Prompt: Reproduce every line of the listing below character for character.

— START Extracted entries —

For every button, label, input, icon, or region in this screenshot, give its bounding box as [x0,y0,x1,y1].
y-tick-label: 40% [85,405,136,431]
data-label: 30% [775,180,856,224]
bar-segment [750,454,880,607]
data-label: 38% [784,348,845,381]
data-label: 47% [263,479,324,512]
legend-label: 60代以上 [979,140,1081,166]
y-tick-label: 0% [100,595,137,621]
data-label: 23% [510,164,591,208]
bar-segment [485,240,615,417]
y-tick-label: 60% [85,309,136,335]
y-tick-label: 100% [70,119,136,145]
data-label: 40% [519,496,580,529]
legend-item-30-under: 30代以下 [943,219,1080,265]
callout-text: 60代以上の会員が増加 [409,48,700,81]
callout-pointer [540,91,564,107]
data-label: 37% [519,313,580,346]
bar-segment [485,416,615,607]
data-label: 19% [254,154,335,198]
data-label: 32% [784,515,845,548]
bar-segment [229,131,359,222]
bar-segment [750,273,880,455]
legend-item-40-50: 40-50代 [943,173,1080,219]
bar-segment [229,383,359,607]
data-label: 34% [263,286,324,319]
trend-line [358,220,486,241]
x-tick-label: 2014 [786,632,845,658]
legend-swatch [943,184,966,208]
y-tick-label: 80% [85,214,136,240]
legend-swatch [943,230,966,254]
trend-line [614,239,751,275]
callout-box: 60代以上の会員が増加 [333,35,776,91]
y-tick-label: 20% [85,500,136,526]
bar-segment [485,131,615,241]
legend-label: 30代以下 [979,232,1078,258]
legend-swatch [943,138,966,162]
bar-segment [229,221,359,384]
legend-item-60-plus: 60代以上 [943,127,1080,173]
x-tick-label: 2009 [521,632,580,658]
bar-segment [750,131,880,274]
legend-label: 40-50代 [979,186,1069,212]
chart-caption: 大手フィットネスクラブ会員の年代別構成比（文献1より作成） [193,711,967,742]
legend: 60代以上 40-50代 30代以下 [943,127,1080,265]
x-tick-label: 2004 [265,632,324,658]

— END Extracted entries —

Task answer:
For every button, label, input, icon, or region in this screenshot, give its bounding box as [x0,y0,x1,y1].
y-tick-label: 40% [85,405,136,431]
data-label: 30% [775,180,856,224]
bar-segment [750,454,880,607]
data-label: 38% [784,348,845,381]
data-label: 47% [263,479,324,512]
legend-label: 60代以上 [979,140,1081,166]
y-tick-label: 0% [100,595,137,621]
data-label: 23% [510,164,591,208]
bar-segment [485,240,615,417]
y-tick-label: 60% [85,309,136,335]
y-tick-label: 100% [70,119,136,145]
data-label: 40% [519,496,580,529]
legend-item-30-under: 30代以下 [943,219,1080,265]
callout-text: 60代以上の会員が増加 [409,48,700,81]
callout-pointer [540,91,564,107]
data-label: 37% [519,313,580,346]
bar-segment [485,416,615,607]
data-label: 19% [254,154,335,198]
data-label: 32% [784,515,845,548]
bar-segment [229,131,359,222]
bar-segment [750,273,880,455]
legend-item-40-50: 40-50代 [943,173,1080,219]
bar-segment [229,383,359,607]
data-label: 34% [263,286,324,319]
trend-line [358,220,486,241]
x-tick-label: 2014 [786,632,845,658]
legend-swatch [943,184,966,208]
y-tick-label: 80% [85,214,136,240]
legend-swatch [943,230,966,254]
trend-line [614,239,751,275]
callout-box: 60代以上の会員が増加 [333,35,776,91]
y-tick-label: 20% [85,500,136,526]
bar-segment [485,131,615,241]
legend-label: 30代以下 [979,232,1078,258]
legend-swatch [943,138,966,162]
bar-segment [229,221,359,384]
legend-item-60-plus: 60代以上 [943,127,1080,173]
x-tick-label: 2009 [521,632,580,658]
bar-segment [750,131,880,274]
legend-label: 40-50代 [979,186,1069,212]
chart-caption: 大手フィットネスクラブ会員の年代別構成比（文献1より作成） [193,711,967,742]
legend: 60代以上 40-50代 30代以下 [943,127,1080,265]
x-tick-label: 2004 [265,632,324,658]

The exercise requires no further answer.